> _What to do_: Write each record again exactly as it stands.

> _The data_:
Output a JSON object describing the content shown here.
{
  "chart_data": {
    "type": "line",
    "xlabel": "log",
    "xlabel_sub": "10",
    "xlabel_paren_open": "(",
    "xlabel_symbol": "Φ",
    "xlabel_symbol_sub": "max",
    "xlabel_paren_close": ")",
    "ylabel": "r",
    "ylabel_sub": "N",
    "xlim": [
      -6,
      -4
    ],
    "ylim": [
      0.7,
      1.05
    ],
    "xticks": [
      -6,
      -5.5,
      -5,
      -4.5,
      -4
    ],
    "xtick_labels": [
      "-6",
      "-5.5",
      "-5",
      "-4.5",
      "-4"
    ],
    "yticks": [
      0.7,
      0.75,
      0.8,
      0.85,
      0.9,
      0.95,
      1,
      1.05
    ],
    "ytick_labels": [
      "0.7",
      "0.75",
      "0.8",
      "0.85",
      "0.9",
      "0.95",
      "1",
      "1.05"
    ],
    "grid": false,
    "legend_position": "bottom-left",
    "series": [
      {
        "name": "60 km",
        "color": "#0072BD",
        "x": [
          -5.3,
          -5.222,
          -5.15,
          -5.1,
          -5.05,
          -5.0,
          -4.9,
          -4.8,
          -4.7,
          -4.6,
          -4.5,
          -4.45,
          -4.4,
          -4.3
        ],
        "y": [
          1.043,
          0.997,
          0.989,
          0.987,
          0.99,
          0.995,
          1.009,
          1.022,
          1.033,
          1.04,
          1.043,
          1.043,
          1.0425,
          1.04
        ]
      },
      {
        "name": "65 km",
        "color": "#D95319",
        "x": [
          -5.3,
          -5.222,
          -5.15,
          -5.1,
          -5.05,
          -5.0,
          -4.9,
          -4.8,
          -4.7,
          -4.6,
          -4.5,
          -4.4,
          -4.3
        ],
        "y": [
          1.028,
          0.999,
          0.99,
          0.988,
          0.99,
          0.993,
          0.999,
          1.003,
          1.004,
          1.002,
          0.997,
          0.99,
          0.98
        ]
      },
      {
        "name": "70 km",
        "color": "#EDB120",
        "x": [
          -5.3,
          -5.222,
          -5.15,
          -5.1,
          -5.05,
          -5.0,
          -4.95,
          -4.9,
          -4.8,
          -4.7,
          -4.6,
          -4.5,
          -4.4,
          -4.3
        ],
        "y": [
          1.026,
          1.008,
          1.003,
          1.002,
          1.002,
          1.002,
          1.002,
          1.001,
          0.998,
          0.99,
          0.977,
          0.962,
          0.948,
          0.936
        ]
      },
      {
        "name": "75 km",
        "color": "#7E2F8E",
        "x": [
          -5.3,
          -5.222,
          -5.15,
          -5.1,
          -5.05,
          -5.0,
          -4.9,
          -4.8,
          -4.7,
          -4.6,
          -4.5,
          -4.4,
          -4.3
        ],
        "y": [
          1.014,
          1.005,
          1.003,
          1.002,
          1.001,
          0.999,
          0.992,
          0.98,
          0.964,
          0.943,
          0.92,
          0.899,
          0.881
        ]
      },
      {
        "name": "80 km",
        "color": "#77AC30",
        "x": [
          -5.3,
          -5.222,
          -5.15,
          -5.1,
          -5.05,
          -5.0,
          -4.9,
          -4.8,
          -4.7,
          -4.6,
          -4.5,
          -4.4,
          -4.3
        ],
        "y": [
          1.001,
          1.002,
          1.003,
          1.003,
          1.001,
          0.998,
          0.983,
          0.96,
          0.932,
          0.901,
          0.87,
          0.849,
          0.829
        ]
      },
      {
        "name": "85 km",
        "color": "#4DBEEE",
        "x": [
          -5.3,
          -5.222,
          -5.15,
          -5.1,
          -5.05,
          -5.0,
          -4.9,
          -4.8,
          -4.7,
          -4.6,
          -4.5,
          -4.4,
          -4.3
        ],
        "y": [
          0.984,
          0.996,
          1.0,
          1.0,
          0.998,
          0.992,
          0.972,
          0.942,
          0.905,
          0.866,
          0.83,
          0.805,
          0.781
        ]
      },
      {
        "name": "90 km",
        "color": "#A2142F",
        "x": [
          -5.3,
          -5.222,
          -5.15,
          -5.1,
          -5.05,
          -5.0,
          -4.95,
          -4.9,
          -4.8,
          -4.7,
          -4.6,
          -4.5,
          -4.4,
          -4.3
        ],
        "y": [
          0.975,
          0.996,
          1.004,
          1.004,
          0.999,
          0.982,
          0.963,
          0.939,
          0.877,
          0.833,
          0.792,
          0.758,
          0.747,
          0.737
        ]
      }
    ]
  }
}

> _Solution to this exercise_:
Output a JSON object describing the content shown here.
{
  "chart_data": {
    "type": "line",
    "xlabel": "log",
    "xlabel_sub": "10",
    "xlabel_paren_open": "(",
    "xlabel_symbol": "Φ",
    "xlabel_symbol_sub": "max",
    "xlabel_paren_close": ")",
    "ylabel": "r",
    "ylabel_sub": "N",
    "xlim": [
      -6,
      -4
    ],
    "ylim": [
      0.7,
      1.05
    ],
    "xticks": [
      -6,
      -5.5,
      -5,
      -4.5,
      -4
    ],
    "xtick_labels": [
      "-6",
      "-5.5",
      "-5",
      "-4.5",
      "-4"
    ],
    "yticks": [
      0.7,
      0.75,
      0.8,
      0.85,
      0.9,
      0.95,
      1,
      1.05
    ],
    "ytick_labels": [
      "0.7",
      "0.75",
      "0.8",
      "0.85",
      "0.9",
      "0.95",
      "1",
      "1.05"
    ],
    "grid": false,
    "legend_position": "bottom-left",
    "series": [
      {
        "name": "60 km",
        "color": "#0072BD",
        "x": [
          -5.3,
          -5.222,
          -5.15,
          -5.1,
          -5.05,
          -5.0,
          -4.9,
          -4.8,
          -4.7,
          -4.6,
          -4.5,
          -4.45,
          -4.4,
          -4.3
        ],
        "y": [
          1.043,
          0.997,
          0.989,
          0.987,
          0.99,
          0.995,
          1.009,
          1.022,
          1.033,
          1.04,
          1.043,
          1.043,
          1.0425,
          1.04
        ]
      },
      {
        "name": "65 km",
        "color": "#D95319",
        "x": [
          -5.3,
          -5.222,
          -5.15,
          -5.1,
          -5.05,
          -5.0,
          -4.9,
          -4.8,
          -4.7,
          -4.6,
          -4.5,
          -4.4,
          -4.3
        ],
        "y": [
          1.028,
          0.999,
          0.99,
          0.988,
          0.99,
          0.993,
          0.999,
          1.003,
          1.004,
          1.002,
          0.997,
          0.99,
          0.98
        ]
      },
      {
        "name": "70 km",
        "color": "#EDB120",
        "x": [
          -5.3,
          -5.222,
          -5.15,
          -5.1,
          -5.05,
          -5.0,
          -4.95,
          -4.9,
          -4.8,
          -4.7,
          -4.6,
          -4.5,
          -4.4,
          -4.3
        ],
        "y": [
          1.026,
          1.008,
          1.003,
          1.002,
          1.002,
          1.002,
          1.002,
          1.001,
          0.998,
          0.99,
          0.977,
          0.962,
          0.948,
          0.936
        ]
      },
      {
        "name": "75 km",
        "color": "#7E2F8E",
        "x": [
          -5.3,
          -5.222,
          -5.15,
          -5.1,
          -5.05,
          -5.0,
          -4.9,
          -4.8,
          -4.7,
          -4.6,
          -4.5,
          -4.4,
          -4.3
        ],
        "y": [
          1.014,
          1.005,
          1.003,
          1.002,
          1.001,
          0.999,
          0.992,
          0.98,
          0.964,
          0.943,
          0.92,
          0.899,
          0.881
        ]
      },
      {
        "name": "80 km",
        "color": "#77AC30",
        "x": [
          -5.3,
          -5.222,
          -5.15,
          -5.1,
          -5.05,
          -5.0,
          -4.9,
          -4.8,
          -4.7,
          -4.6,
          -4.5,
          -4.4,
          -4.3
        ],
        "y": [
          1.001,
          1.002,
          1.003,
          1.003,
          1.001,
          0.998,
          0.983,
          0.96,
          0.932,
          0.901,
          0.87,
          0.849,
          0.829
        ]
      },
      {
        "name": "85 km",
        "color": "#4DBEEE",
        "x": [
          -5.3,
          -5.222,
          -5.15,
          -5.1,
          -5.05,
          -5.0,
          -4.9,
          -4.8,
          -4.7,
          -4.6,
          -4.5,
          -4.4,
          -4.3
        ],
        "y": [
          0.984,
          0.996,
          1.0,
          1.0,
          0.998,
          0.992,
          0.972,
          0.942,
          0.905,
          0.866,
          0.83,
          0.805,
          0.781
        ]
      },
      {
        "name": "90 km",
        "color": "#A2142F",
        "x": [
          -5.3,
          -5.222,
          -5.15,
          -5.1,
          -5.05,
          -5.0,
          -4.95,
          -4.9,
          -4.8,
          -4.7,
          -4.6,
          -4.5,
          -4.4,
          -4.3
        ],
        "y": [
          0.975,
          0.996,
          1.004,
          1.004,
          0.999,
          0.982,
          0.963,
          0.939,
          0.877,
          0.833,
          0.792,
          0.758,
          0.747,
          0.737
        ]
      }
    ]
  }
}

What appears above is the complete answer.